___ PASSAGE SHOWN ___

So there I was this morning, talking with a very old friend - dare I say brother of a different mother.

It had been ages since we spoke face-to-face, or should I say Skype-to-Skype.  Years of email and the occasional phone call.

We go back to age 7.  We were altar boys together.  His mother was active in my father's campaigns.  We went to school together through high school.  We spent our weekends together.  He was always cutting edge with the latest music and got me into Alice Cooper and Elton John.  We have always been brutally honest with each other, in a kind way.

He went on to an illustrious career in law, and I went on to a nefarious career in entertainment.  We never lost contact, though we have gone through long dry spells, but friendship has a way of overcoming that.

The conversation ranged over a hundred topics spanning more than an hour.  He mentioned how several folks of his acquaintance were thinking of going the ex-pat route.  Things were out of control in the home country.  We talked art and law and business.  We introduced our wives to each other.  I mentioned how much he looked like his father, who I admired greatly.

Through it all, I thought about the "old days," when we were idealistic and full of passion for the future, back when we weren't so jaded and cynical.

___ EXTRACTED DATA ___

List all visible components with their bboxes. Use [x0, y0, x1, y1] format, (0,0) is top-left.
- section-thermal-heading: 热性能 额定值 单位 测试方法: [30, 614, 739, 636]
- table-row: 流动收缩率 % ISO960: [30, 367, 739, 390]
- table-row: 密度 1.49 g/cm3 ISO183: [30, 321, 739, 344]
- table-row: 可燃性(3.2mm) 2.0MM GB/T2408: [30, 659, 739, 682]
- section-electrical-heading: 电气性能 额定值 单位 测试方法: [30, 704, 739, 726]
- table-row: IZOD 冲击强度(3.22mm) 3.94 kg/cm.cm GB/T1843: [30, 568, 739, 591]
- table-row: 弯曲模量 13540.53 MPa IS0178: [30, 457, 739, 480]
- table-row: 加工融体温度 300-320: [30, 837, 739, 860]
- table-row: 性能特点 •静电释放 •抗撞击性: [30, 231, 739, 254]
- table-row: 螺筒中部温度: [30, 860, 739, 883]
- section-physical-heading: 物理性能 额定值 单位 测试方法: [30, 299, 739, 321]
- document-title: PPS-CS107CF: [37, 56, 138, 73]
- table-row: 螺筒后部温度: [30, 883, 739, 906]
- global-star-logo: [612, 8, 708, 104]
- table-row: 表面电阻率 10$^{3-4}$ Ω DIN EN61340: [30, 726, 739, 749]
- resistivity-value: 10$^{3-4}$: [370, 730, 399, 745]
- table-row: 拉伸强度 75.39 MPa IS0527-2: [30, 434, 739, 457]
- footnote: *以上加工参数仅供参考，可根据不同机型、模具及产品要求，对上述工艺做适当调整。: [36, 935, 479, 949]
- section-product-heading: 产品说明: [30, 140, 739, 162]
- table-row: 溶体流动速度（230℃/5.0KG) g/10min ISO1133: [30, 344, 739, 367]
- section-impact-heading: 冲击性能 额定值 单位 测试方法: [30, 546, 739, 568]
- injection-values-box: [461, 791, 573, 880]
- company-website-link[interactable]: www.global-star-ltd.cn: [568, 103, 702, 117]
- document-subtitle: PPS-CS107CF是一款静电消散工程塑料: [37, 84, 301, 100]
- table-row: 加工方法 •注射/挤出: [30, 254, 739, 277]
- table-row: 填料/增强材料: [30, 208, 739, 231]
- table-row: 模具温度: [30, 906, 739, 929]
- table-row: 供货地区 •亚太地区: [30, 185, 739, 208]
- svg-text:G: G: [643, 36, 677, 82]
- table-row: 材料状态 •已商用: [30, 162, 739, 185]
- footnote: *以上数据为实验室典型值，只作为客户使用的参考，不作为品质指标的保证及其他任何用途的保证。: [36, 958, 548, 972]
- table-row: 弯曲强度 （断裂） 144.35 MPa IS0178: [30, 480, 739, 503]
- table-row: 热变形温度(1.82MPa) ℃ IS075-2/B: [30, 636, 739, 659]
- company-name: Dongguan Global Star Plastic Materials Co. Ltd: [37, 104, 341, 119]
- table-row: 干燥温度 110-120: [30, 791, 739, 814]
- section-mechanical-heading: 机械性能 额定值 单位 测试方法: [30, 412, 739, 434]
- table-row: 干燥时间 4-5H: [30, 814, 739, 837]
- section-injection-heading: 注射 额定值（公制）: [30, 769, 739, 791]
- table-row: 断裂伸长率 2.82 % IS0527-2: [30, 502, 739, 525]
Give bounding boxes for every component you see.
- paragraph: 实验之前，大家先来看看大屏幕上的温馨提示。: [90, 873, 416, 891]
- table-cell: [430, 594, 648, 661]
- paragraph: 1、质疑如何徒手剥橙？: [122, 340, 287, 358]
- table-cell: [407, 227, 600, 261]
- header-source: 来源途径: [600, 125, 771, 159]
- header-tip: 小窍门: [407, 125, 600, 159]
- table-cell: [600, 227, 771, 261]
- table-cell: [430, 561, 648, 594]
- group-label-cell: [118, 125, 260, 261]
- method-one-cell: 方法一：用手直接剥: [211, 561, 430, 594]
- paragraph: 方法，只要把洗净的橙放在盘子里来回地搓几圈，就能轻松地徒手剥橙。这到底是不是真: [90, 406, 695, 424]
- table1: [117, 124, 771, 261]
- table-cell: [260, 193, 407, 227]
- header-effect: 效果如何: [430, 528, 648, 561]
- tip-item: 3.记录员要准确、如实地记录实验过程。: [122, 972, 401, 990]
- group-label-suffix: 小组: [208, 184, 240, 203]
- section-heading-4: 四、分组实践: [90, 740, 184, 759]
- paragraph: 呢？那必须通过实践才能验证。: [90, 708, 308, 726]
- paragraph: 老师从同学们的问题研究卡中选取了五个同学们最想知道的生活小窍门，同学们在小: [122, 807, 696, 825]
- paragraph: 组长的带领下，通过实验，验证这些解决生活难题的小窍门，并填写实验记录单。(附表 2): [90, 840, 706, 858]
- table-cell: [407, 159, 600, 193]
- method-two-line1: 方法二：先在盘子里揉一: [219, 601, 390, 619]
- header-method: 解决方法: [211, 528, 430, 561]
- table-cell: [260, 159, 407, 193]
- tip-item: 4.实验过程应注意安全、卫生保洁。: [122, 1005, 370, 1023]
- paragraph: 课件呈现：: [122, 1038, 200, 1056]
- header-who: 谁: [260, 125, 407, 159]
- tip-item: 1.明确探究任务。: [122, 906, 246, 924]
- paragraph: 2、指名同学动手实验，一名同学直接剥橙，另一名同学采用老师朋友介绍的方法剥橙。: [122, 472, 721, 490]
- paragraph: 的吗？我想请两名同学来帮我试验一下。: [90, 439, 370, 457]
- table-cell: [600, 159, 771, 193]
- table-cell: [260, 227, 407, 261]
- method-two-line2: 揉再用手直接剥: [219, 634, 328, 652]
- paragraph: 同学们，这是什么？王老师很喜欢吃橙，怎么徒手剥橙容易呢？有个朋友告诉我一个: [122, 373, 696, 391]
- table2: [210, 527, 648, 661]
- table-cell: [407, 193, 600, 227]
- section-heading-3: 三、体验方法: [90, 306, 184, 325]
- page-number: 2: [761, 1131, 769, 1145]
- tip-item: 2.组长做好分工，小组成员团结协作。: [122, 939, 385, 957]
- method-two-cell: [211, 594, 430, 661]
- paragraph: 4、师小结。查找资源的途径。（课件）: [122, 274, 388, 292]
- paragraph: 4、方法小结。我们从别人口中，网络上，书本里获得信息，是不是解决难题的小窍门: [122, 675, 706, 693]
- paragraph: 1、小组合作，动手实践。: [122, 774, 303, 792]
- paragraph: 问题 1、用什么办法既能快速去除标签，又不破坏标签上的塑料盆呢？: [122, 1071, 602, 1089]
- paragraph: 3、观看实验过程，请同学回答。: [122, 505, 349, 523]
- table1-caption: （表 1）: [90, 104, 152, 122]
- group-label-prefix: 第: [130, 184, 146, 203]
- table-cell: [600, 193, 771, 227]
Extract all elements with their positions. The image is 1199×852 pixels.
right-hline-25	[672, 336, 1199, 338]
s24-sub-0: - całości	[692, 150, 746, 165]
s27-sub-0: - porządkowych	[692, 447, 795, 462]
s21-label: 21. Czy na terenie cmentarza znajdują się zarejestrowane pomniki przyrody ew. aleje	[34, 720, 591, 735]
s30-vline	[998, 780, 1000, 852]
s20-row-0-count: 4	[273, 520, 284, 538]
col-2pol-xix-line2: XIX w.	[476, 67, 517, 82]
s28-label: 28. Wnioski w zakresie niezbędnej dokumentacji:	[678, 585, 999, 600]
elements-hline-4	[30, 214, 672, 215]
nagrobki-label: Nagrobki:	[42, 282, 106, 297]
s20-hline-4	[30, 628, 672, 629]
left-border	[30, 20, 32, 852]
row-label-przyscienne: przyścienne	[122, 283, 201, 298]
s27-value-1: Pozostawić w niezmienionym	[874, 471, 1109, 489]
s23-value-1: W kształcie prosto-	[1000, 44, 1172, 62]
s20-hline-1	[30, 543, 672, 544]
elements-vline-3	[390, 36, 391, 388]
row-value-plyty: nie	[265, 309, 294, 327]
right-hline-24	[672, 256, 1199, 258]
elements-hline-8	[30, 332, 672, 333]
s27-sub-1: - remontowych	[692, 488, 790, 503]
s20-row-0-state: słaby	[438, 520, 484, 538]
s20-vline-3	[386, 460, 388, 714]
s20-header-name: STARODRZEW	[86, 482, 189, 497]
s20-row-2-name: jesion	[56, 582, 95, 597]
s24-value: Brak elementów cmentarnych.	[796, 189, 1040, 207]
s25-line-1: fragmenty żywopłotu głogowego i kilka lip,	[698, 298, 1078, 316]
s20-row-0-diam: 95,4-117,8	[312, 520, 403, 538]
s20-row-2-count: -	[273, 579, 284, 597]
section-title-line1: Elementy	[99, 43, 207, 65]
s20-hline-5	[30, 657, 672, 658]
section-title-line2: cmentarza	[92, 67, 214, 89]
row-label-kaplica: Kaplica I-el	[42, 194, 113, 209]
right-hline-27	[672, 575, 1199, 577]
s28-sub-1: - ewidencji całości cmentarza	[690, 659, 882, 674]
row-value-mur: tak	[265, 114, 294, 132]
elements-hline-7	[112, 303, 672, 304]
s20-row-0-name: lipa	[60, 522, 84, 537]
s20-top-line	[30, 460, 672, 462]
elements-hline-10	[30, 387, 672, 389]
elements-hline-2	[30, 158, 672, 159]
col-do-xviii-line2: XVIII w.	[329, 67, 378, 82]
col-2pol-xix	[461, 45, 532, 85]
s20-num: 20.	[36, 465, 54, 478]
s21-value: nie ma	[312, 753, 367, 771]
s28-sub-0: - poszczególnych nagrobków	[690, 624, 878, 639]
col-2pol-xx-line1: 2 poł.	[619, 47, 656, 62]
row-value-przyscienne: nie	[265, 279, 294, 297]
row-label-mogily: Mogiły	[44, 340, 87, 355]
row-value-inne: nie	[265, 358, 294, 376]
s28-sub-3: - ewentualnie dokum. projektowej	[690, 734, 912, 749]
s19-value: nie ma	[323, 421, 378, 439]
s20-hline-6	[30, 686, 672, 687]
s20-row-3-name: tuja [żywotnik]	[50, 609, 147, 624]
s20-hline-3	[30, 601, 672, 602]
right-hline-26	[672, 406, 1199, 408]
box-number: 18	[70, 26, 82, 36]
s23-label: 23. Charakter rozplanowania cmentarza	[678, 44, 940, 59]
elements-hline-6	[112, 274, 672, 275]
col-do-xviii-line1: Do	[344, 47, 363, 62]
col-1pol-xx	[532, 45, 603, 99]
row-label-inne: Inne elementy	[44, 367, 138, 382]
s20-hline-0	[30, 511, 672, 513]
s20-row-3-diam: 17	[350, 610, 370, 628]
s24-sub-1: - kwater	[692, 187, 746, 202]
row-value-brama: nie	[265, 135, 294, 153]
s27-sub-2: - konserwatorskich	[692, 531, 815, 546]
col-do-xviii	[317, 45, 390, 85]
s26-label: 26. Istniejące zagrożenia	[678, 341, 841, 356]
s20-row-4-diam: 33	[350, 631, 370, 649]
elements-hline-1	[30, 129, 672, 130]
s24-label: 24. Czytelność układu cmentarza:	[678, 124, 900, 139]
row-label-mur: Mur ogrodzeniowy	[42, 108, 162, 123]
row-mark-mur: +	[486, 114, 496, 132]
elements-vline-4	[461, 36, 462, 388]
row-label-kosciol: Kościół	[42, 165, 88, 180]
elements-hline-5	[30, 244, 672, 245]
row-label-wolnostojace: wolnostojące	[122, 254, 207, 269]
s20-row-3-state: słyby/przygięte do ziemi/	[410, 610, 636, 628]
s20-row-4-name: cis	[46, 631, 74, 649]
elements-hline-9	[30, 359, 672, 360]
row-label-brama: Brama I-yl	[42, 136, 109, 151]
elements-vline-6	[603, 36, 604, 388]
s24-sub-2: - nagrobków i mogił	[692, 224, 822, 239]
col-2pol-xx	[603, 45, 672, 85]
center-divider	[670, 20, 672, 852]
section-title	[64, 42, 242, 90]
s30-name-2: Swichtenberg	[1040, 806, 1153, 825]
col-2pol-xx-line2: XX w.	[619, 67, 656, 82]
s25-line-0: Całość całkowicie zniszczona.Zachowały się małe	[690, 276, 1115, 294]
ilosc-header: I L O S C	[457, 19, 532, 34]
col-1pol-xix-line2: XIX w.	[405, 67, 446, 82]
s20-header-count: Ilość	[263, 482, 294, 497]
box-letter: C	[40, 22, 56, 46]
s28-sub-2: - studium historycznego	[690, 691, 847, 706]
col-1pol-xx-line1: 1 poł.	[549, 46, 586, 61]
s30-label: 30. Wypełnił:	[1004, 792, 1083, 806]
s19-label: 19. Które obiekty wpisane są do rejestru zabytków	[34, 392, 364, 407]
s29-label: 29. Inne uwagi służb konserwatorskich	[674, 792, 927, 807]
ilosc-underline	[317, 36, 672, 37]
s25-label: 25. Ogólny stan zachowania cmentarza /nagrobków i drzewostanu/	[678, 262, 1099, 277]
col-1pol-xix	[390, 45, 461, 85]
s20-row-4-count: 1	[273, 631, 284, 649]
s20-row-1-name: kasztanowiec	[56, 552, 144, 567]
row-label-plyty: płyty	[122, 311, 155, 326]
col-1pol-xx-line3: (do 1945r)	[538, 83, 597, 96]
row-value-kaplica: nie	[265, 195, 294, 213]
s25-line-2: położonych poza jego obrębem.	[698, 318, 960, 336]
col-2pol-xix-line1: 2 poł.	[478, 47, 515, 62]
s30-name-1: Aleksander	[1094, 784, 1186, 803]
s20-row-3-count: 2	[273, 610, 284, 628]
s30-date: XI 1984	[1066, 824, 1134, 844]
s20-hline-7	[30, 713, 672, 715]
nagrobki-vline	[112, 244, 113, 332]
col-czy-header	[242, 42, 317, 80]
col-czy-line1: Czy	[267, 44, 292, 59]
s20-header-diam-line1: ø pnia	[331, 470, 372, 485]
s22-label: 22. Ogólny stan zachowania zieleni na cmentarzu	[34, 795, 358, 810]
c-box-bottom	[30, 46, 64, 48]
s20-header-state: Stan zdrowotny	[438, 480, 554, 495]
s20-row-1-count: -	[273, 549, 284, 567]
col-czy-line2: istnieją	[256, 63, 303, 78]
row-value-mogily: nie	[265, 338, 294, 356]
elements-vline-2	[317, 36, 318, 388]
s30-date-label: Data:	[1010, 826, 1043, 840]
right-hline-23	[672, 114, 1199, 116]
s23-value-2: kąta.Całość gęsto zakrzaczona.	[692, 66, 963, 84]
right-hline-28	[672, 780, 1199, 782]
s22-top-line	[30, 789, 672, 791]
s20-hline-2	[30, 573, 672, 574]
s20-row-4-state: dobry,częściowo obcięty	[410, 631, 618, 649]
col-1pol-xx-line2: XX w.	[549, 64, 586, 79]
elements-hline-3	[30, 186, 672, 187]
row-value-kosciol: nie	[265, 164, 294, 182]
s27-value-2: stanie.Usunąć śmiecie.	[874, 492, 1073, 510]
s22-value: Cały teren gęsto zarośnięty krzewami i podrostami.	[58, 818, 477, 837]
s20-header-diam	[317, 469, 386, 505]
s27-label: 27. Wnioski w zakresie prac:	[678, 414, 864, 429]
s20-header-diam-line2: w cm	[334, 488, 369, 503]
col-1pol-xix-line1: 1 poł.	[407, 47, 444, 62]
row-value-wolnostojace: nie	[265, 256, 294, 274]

___

CHALLENGE 1: Please write out the part of the passage about the old friend starting at "It had been" and ending at "a kind way.".
CHALLENGE 2: Find each line of the records that contains the string "their", matching case, and copy those lines.
The passage about the old friend and the records have nothing to do with each other.

WRITTEN RESPONSE 1:
It had been ages since we spoke face-to-face, or should I say Skype-to-Skype.  Years of email and the occasional phone call.

We go back to age 7.  We were altar boys together.  His mother was active in my father's campaigns.  We went to school together through high school.  We spent our weekends together.  He was always cutting edge with the latest music and got me into Alice Cooper and Elton John.  We have always been brutally honest with each other, in a kind way.

WRITTEN RESPONSE 2:
List all visible components with their bboxes. Use [x0, y0, x1, y1] format, (0,0) is top-left.
Extract all elements with their positions. The image is 1199×852 pixels.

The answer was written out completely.